**What is required:** Return every record verbatim.

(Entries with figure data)
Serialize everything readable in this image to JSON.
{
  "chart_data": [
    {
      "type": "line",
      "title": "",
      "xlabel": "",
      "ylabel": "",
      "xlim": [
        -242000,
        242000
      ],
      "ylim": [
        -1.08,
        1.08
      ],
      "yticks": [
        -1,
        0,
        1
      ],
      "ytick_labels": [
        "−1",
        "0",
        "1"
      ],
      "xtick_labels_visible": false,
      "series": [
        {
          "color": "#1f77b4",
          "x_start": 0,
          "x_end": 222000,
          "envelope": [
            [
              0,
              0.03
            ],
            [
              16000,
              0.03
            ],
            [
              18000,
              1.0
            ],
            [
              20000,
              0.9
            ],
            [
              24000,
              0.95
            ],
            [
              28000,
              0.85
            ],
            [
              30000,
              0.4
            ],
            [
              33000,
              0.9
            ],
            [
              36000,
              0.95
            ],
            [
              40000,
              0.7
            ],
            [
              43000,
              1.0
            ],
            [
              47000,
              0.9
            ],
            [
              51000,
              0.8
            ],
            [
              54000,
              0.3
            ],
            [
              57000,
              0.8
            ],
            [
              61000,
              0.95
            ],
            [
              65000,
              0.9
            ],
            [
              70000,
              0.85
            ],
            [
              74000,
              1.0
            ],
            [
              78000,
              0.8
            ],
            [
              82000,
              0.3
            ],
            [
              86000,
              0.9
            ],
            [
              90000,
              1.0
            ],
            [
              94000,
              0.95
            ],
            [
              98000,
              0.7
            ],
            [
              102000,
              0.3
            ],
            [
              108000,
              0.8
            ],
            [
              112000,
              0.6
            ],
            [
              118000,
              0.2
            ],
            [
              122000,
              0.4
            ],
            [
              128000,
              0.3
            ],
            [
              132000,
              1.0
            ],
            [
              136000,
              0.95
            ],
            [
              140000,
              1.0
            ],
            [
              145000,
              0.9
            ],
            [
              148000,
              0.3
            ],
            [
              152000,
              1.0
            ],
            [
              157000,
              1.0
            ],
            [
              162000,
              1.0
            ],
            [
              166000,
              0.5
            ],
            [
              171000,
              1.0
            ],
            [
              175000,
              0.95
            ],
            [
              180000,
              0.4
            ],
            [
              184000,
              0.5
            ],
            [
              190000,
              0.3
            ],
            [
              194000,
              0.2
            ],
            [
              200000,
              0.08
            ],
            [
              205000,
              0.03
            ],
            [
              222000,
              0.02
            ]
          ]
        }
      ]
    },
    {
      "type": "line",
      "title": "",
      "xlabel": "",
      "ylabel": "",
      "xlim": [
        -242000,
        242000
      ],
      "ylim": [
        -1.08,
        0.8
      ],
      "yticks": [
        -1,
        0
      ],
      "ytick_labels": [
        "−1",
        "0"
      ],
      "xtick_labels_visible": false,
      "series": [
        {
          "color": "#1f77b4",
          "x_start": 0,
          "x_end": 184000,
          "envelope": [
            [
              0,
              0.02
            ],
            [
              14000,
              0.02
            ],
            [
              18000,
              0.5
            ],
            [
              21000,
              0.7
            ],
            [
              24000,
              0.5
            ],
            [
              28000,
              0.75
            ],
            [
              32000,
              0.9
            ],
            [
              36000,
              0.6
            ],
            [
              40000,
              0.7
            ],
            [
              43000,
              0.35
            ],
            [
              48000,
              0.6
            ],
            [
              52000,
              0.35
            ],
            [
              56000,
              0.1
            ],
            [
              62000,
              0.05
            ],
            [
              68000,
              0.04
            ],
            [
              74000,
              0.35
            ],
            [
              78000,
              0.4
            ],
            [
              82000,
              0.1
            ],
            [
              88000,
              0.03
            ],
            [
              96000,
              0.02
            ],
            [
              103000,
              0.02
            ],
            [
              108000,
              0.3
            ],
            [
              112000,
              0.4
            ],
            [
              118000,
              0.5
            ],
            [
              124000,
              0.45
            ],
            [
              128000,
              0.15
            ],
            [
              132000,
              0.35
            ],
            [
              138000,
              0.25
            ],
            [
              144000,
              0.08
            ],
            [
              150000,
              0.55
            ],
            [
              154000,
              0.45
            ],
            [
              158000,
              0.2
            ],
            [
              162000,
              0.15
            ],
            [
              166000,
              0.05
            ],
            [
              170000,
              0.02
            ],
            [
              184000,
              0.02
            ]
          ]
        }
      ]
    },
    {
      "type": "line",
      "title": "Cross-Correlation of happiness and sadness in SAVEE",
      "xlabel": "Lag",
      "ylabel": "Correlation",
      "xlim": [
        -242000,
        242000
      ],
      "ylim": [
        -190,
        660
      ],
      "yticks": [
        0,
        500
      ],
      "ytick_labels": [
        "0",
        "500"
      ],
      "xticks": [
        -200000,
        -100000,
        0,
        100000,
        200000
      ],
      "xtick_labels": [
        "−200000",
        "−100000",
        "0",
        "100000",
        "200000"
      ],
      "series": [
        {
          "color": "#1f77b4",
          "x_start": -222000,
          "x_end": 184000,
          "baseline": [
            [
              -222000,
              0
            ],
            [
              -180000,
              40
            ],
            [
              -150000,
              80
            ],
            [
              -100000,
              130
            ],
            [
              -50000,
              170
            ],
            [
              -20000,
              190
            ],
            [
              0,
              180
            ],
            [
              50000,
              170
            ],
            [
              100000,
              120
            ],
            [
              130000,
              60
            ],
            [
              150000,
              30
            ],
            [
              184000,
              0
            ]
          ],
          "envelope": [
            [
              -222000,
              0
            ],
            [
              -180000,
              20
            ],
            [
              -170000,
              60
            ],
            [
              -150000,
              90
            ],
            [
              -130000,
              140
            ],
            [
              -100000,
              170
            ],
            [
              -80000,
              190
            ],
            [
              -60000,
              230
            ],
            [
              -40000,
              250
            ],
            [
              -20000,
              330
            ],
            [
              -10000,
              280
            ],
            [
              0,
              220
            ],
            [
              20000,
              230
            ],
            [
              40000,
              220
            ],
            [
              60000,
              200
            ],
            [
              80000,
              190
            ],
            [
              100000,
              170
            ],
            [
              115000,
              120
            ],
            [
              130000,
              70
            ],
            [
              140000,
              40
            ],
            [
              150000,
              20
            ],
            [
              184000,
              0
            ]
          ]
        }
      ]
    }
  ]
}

**Written solution:**
Serialize everything readable in this image to JSON.
{
  "chart_data": [
    {
      "type": "line",
      "title": "",
      "xlabel": "",
      "ylabel": "",
      "xlim": [
        -242000,
        242000
      ],
      "ylim": [
        -1.08,
        1.08
      ],
      "yticks": [
        -1,
        0,
        1
      ],
      "ytick_labels": [
        "−1",
        "0",
        "1"
      ],
      "xtick_labels_visible": false,
      "series": [
        {
          "color": "#1f77b4",
          "x_start": 0,
          "x_end": 222000,
          "envelope": [
            [
              0,
              0.03
            ],
            [
              16000,
              0.03
            ],
            [
              18000,
              1.0
            ],
            [
              20000,
              0.9
            ],
            [
              24000,
              0.95
            ],
            [
              28000,
              0.85
            ],
            [
              30000,
              0.4
            ],
            [
              33000,
              0.9
            ],
            [
              36000,
              0.95
            ],
            [
              40000,
              0.7
            ],
            [
              43000,
              1.0
            ],
            [
              47000,
              0.9
            ],
            [
              51000,
              0.8
            ],
            [
              54000,
              0.3
            ],
            [
              57000,
              0.8
            ],
            [
              61000,
              0.95
            ],
            [
              65000,
              0.9
            ],
            [
              70000,
              0.85
            ],
            [
              74000,
              1.0
            ],
            [
              78000,
              0.8
            ],
            [
              82000,
              0.3
            ],
            [
              86000,
              0.9
            ],
            [
              90000,
              1.0
            ],
            [
              94000,
              0.95
            ],
            [
              98000,
              0.7
            ],
            [
              102000,
              0.3
            ],
            [
              108000,
              0.8
            ],
            [
              112000,
              0.6
            ],
            [
              118000,
              0.2
            ],
            [
              122000,
              0.4
            ],
            [
              128000,
              0.3
            ],
            [
              132000,
              1.0
            ],
            [
              136000,
              0.95
            ],
            [
              140000,
              1.0
            ],
            [
              145000,
              0.9
            ],
            [
              148000,
              0.3
            ],
            [
              152000,
              1.0
            ],
            [
              157000,
              1.0
            ],
            [
              162000,
              1.0
            ],
            [
              166000,
              0.5
            ],
            [
              171000,
              1.0
            ],
            [
              175000,
              0.95
            ],
            [
              180000,
              0.4
            ],
            [
              184000,
              0.5
            ],
            [
              190000,
              0.3
            ],
            [
              194000,
              0.2
            ],
            [
              200000,
              0.08
            ],
            [
              205000,
              0.03
            ],
            [
              222000,
              0.02
            ]
          ]
        }
      ]
    },
    {
      "type": "line",
      "title": "",
      "xlabel": "",
      "ylabel": "",
      "xlim": [
        -242000,
        242000
      ],
      "ylim": [
        -1.08,
        0.8
      ],
      "yticks": [
        -1,
        0
      ],
      "ytick_labels": [
        "−1",
        "0"
      ],
      "xtick_labels_visible": false,
      "series": [
        {
          "color": "#1f77b4",
          "x_start": 0,
          "x_end": 184000,
          "envelope": [
            [
              0,
              0.02
            ],
            [
              14000,
              0.02
            ],
            [
              18000,
              0.5
            ],
            [
              21000,
              0.7
            ],
            [
              24000,
              0.5
            ],
            [
              28000,
              0.75
            ],
            [
              32000,
              0.9
            ],
            [
              36000,
              0.6
            ],
            [
              40000,
              0.7
            ],
            [
              43000,
              0.35
            ],
            [
              48000,
              0.6
            ],
            [
              52000,
              0.35
            ],
            [
              56000,
              0.1
            ],
            [
              62000,
              0.05
            ],
            [
              68000,
              0.04
            ],
            [
              74000,
              0.35
            ],
            [
              78000,
              0.4
            ],
            [
              82000,
              0.1
            ],
            [
              88000,
              0.03
            ],
            [
              96000,
              0.02
            ],
            [
              103000,
              0.02
            ],
            [
              108000,
              0.3
            ],
            [
              112000,
              0.4
            ],
            [
              118000,
              0.5
            ],
            [
              124000,
              0.45
            ],
            [
              128000,
              0.15
            ],
            [
              132000,
              0.35
            ],
            [
              138000,
              0.25
            ],
            [
              144000,
              0.08
            ],
            [
              150000,
              0.55
            ],
            [
              154000,
              0.45
            ],
            [
              158000,
              0.2
            ],
            [
              162000,
              0.15
            ],
            [
              166000,
              0.05
            ],
            [
              170000,
              0.02
            ],
            [
              184000,
              0.02
            ]
          ]
        }
      ]
    },
    {
      "type": "line",
      "title": "Cross-Correlation of happiness and sadness in SAVEE",
      "xlabel": "Lag",
      "ylabel": "Correlation",
      "xlim": [
        -242000,
        242000
      ],
      "ylim": [
        -190,
        660
      ],
      "yticks": [
        0,
        500
      ],
      "ytick_labels": [
        "0",
        "500"
      ],
      "xticks": [
        -200000,
        -100000,
        0,
        100000,
        200000
      ],
      "xtick_labels": [
        "−200000",
        "−100000",
        "0",
        "100000",
        "200000"
      ],
      "series": [
        {
          "color": "#1f77b4",
          "x_start": -222000,
          "x_end": 184000,
          "baseline": [
            [
              -222000,
              0
            ],
            [
              -180000,
              40
            ],
            [
              -150000,
              80
            ],
            [
              -100000,
              130
            ],
            [
              -50000,
              170
            ],
            [
              -20000,
              190
            ],
            [
              0,
              180
            ],
            [
              50000,
              170
            ],
            [
              100000,
              120
            ],
            [
              130000,
              60
            ],
            [
              150000,
              30
            ],
            [
              184000,
              0
            ]
          ],
          "envelope": [
            [
              -222000,
              0
            ],
            [
              -180000,
              20
            ],
            [
              -170000,
              60
            ],
            [
              -150000,
              90
            ],
            [
              -130000,
              140
            ],
            [
              -100000,
              170
            ],
            [
              -80000,
              190
            ],
            [
              -60000,
              230
            ],
            [
              -40000,
              250
            ],
            [
              -20000,
              330
            ],
            [
              -10000,
              280
            ],
            [
              0,
              220
            ],
            [
              20000,
              230
            ],
            [
              40000,
              220
            ],
            [
              60000,
              200
            ],
            [
              80000,
              190
            ],
            [
              100000,
              170
            ],
            [
              115000,
              120
            ],
            [
              130000,
              70
            ],
            [
              140000,
              40
            ],
            [
              150000,
              20
            ],
            [
              184000,
              0
            ]
          ]
        }
      ]
    }
  ]
}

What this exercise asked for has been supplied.